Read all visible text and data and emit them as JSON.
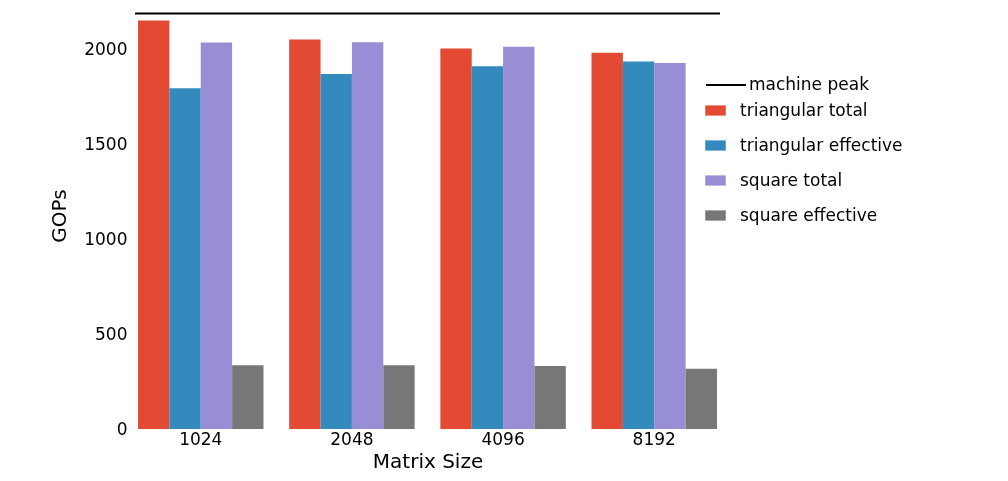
{
  "chart_data": {
    "type": "bar",
    "xlabel": "Matrix Size",
    "ylabel": "GOPs",
    "categories": [
      "1024",
      "2048",
      "4096",
      "8192"
    ],
    "series": [
      {
        "name": "triangular total",
        "color": "#e24a33",
        "values": [
          2153,
          2052,
          2005,
          1982
        ]
      },
      {
        "name": "triangular effective",
        "color": "#348abd",
        "values": [
          1795,
          1871,
          1912,
          1936
        ]
      },
      {
        "name": "square total",
        "color": "#988ed5",
        "values": [
          2036,
          2038,
          2014,
          1929
        ]
      },
      {
        "name": "square effective",
        "color": "#777777",
        "values": [
          336,
          336,
          332,
          318
        ]
      }
    ],
    "ref_lines": [
      {
        "axis": "y",
        "value": 2190,
        "label": "machine peak",
        "color": "#000000"
      }
    ],
    "ylim": [
      0,
      2250
    ],
    "yticks": [
      0,
      500,
      1000,
      1500,
      2000
    ],
    "grid": false,
    "legend": "right"
  }
}
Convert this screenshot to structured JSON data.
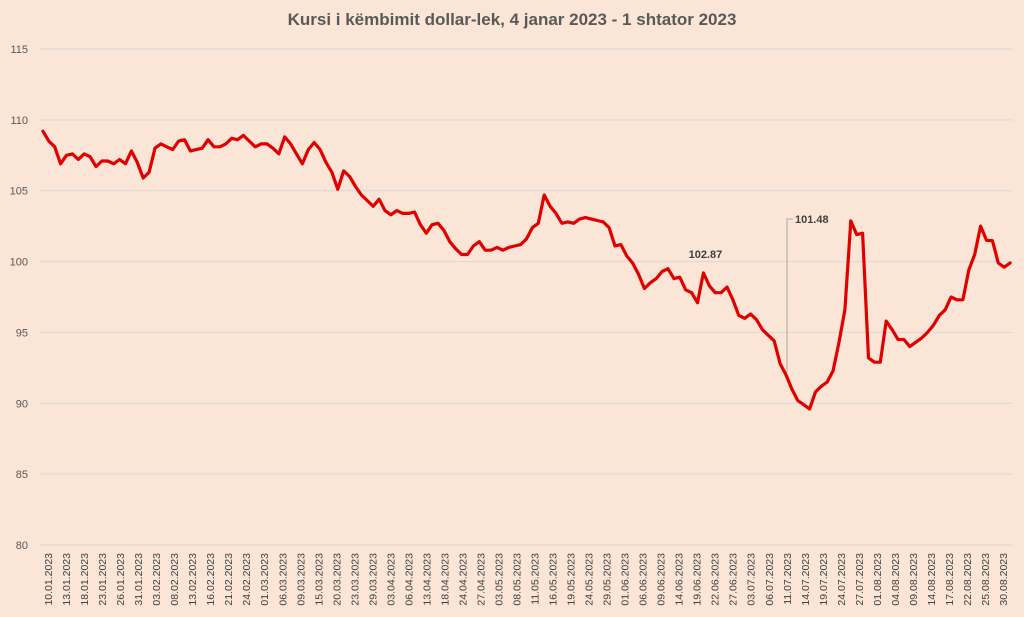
{
  "colors": {
    "background": "#fbe5d6",
    "line": "#e00000",
    "grid": "#d9d9d9",
    "text": "#595959"
  },
  "chart_data": {
    "type": "line",
    "title": "Kursi i këmbimit dollar-lek, 4 janar 2023 - 1 shtator 2023",
    "xlabel": "",
    "ylabel": "",
    "ylim": [
      80,
      115
    ],
    "yticks": [
      80,
      85,
      90,
      95,
      100,
      105,
      110,
      115
    ],
    "grid": true,
    "xtick_labels": [
      "10.01.2023",
      "13.01.2023",
      "18.01.2023",
      "23.01.2023",
      "26.01.2023",
      "31.01.2023",
      "03.02.2023",
      "08.02.2023",
      "13.02.2023",
      "16.02.2023",
      "21.02.2023",
      "24.02.2023",
      "01.03.2023",
      "06.03.2023",
      "09.03.2023",
      "15.03.2023",
      "20.03.2023",
      "23.03.2023",
      "29.03.2023",
      "03.04.2023",
      "06.04.2023",
      "13.04.2023",
      "18.04.2023",
      "24.04.2023",
      "27.04.2023",
      "03.05.2023",
      "08.05.2023",
      "11.05.2023",
      "16.05.2023",
      "19.05.2023",
      "24.05.2023",
      "29.05.2023",
      "01.06.2023",
      "06.06.2023",
      "09.06.2023",
      "14.06.2023",
      "19.06.2023",
      "22.06.2023",
      "27.06.2023",
      "03.07.2023",
      "06.07.2023",
      "11.07.2023",
      "14.07.2023",
      "19.07.2023",
      "24.07.2023",
      "27.07.2023",
      "01.08.2023",
      "04.08.2023",
      "09.08.2023",
      "14.08.2023",
      "17.08.2023",
      "22.08.2023",
      "25.08.2023",
      "30.08.2023"
    ],
    "annotations": [
      {
        "text": "102.87",
        "index": 112
      },
      {
        "text": "101.48",
        "index": 128
      }
    ],
    "series": [
      {
        "values": [
          109.2,
          108.5,
          108.1,
          106.9,
          107.5,
          107.6,
          107.2,
          107.6,
          107.4,
          106.7,
          107.1,
          107.1,
          106.9,
          107.2,
          106.9,
          107.8,
          107.0,
          105.9,
          106.3,
          108.0,
          108.3,
          108.1,
          107.9,
          108.5,
          108.6,
          107.8,
          107.9,
          108.0,
          108.6,
          108.1,
          108.1,
          108.3,
          108.7,
          108.6,
          108.9,
          108.5,
          108.1,
          108.3,
          108.3,
          108.0,
          107.6,
          108.8,
          108.3,
          107.6,
          106.9,
          107.9,
          108.4,
          107.9,
          107.0,
          106.3,
          105.1,
          106.4,
          106.0,
          105.3,
          104.7,
          104.3,
          103.9,
          104.4,
          103.6,
          103.3,
          103.6,
          103.4,
          103.4,
          103.5,
          102.6,
          102.0,
          102.6,
          102.7,
          102.2,
          101.4,
          100.9,
          100.5,
          100.5,
          101.1,
          101.4,
          100.8,
          100.8,
          101.0,
          100.8,
          101.0,
          101.1,
          101.2,
          101.6,
          102.4,
          102.7,
          104.7,
          103.9,
          103.4,
          102.7,
          102.8,
          102.7,
          103.0,
          103.1,
          103.0,
          102.9,
          102.8,
          102.4,
          101.1,
          101.2,
          100.4,
          99.9,
          99.1,
          98.1,
          98.5,
          98.8,
          99.3,
          99.5,
          98.8,
          98.9,
          98.0,
          97.8,
          97.1,
          99.2,
          98.3,
          97.8,
          97.8,
          98.2,
          97.3,
          96.2,
          96.0,
          96.3,
          95.9,
          95.2,
          94.8,
          94.4,
          92.8,
          92.0,
          91.0,
          90.2,
          89.9,
          89.6,
          90.8,
          91.2,
          91.5,
          92.3,
          94.3,
          96.6,
          102.87,
          101.9,
          102.0,
          93.2,
          92.9,
          92.9,
          95.8,
          95.2,
          94.5,
          94.5,
          94.0,
          94.3,
          94.6,
          95.0,
          95.5,
          96.2,
          96.6,
          97.5,
          97.3,
          97.3,
          99.4,
          100.5,
          102.5,
          101.5,
          101.48,
          99.9,
          99.6,
          99.9
        ]
      }
    ]
  }
}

-*-*-

Written task: Look for the word "effective" in every line of the listing and copy the lines that have it.

Response:
        "name": "triangular effective",
        "name": "square effective",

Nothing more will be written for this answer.